━━ TASK DATA

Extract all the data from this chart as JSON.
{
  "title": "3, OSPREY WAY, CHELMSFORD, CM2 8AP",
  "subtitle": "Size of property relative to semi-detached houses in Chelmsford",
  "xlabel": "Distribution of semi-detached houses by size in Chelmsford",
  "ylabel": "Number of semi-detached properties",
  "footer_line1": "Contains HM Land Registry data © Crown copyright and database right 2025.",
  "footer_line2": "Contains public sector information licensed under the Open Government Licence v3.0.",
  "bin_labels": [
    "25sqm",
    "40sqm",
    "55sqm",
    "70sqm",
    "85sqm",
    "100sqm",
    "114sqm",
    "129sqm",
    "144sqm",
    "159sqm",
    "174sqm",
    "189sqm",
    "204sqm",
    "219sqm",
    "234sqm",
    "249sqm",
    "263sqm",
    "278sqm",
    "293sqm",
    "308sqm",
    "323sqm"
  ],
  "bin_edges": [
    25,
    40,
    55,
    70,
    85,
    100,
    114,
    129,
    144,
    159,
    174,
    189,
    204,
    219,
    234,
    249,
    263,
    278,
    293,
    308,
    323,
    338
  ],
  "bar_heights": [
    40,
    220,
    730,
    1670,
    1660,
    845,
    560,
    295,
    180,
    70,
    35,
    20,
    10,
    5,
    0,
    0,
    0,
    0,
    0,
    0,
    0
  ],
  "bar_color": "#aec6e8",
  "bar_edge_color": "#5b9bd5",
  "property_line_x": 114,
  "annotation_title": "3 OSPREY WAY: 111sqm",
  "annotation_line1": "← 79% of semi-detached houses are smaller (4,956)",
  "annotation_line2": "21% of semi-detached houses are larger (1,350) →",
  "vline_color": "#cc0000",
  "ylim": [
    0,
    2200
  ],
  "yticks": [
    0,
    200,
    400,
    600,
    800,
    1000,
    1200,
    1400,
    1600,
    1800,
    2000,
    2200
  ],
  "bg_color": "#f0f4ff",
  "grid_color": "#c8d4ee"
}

━━━━

### EXERCISE PROMPT
Where a line of the records above holds the word "OSPREY", copy that line.

### EXPECTED OUTPUT
  "title": "3, OSPREY WAY, CHELMSFORD, CM2 8AP",
  "annotation_title": "3 OSPREY WAY: 111sqm",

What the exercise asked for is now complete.